EXERCISE TASK:
List each line in which the string "teal" appears.

Structured figure records:
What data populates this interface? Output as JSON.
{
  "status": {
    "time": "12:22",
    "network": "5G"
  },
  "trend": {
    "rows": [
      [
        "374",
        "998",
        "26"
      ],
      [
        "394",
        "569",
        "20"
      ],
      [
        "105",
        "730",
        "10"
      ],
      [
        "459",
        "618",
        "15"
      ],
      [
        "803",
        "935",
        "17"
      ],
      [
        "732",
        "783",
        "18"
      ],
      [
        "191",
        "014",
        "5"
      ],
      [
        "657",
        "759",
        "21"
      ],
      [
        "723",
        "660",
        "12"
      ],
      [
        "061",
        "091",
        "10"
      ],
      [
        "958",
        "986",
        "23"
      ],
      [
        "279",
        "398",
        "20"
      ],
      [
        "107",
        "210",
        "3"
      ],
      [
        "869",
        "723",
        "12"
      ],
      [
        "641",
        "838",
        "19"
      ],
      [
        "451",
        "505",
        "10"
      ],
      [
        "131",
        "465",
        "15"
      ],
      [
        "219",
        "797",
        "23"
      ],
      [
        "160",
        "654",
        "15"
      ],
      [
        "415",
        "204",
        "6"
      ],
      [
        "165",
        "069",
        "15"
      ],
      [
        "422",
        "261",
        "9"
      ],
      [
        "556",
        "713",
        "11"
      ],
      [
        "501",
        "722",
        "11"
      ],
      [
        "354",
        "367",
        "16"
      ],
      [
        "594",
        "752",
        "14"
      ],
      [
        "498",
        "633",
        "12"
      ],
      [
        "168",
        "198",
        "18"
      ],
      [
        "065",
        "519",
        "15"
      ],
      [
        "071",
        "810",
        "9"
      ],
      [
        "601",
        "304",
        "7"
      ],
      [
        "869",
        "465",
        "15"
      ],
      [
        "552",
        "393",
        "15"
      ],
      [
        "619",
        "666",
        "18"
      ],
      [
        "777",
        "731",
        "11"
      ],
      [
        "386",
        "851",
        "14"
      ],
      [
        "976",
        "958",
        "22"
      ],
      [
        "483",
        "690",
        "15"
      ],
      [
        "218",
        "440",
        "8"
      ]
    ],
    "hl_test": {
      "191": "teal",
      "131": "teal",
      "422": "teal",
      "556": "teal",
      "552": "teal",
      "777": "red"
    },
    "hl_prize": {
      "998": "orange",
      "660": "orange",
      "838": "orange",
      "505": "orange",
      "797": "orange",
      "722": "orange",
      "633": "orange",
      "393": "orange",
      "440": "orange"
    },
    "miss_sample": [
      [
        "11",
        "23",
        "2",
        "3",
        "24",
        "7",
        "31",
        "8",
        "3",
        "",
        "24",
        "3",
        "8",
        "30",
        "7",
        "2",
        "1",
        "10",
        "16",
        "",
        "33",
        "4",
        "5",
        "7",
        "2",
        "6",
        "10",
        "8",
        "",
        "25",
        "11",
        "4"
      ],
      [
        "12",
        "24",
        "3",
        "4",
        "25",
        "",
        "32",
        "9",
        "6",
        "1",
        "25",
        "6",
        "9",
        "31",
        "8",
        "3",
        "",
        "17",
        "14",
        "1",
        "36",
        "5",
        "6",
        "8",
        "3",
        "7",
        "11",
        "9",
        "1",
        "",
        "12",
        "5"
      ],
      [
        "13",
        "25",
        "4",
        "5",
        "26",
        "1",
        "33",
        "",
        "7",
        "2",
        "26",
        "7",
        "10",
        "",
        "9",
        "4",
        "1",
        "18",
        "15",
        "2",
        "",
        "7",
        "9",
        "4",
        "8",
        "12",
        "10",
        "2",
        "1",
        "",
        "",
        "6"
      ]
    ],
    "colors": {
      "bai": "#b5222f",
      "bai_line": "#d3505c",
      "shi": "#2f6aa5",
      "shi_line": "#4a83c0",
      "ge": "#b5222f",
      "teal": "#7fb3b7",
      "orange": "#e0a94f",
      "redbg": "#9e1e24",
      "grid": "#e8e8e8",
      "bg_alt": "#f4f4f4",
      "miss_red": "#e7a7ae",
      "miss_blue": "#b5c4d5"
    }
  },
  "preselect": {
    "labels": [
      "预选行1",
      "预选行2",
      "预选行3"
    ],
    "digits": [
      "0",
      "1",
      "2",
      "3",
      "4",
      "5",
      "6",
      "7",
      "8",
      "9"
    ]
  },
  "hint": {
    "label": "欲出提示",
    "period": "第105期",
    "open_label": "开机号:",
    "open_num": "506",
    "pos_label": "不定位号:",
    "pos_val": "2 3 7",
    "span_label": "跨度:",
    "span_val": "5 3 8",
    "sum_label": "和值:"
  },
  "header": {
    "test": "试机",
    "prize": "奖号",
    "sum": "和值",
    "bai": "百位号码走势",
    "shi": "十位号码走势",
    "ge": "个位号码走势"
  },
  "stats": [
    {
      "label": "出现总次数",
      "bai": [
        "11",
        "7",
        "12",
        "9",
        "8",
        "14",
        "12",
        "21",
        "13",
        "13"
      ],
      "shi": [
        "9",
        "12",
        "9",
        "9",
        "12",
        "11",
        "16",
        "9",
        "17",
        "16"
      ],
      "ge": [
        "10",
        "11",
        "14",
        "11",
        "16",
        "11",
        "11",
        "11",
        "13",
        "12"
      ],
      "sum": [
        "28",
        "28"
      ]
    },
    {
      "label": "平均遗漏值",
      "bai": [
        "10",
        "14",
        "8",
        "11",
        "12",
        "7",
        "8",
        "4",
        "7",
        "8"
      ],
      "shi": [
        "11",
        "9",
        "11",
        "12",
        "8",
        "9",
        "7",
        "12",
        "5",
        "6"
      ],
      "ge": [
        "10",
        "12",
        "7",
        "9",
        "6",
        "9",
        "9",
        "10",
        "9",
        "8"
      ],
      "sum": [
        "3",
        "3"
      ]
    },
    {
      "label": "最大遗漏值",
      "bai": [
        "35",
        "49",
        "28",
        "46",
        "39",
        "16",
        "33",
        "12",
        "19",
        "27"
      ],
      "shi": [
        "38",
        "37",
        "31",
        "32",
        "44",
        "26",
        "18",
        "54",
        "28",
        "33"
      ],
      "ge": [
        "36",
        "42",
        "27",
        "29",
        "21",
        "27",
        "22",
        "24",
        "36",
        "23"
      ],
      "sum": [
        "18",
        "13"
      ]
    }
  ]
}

ANSWER FOR THE TASK:
      "191": "teal",
      "131": "teal",
      "422": "teal",
      "556": "teal",
      "552": "teal",
      "teal": "#7fb3b7",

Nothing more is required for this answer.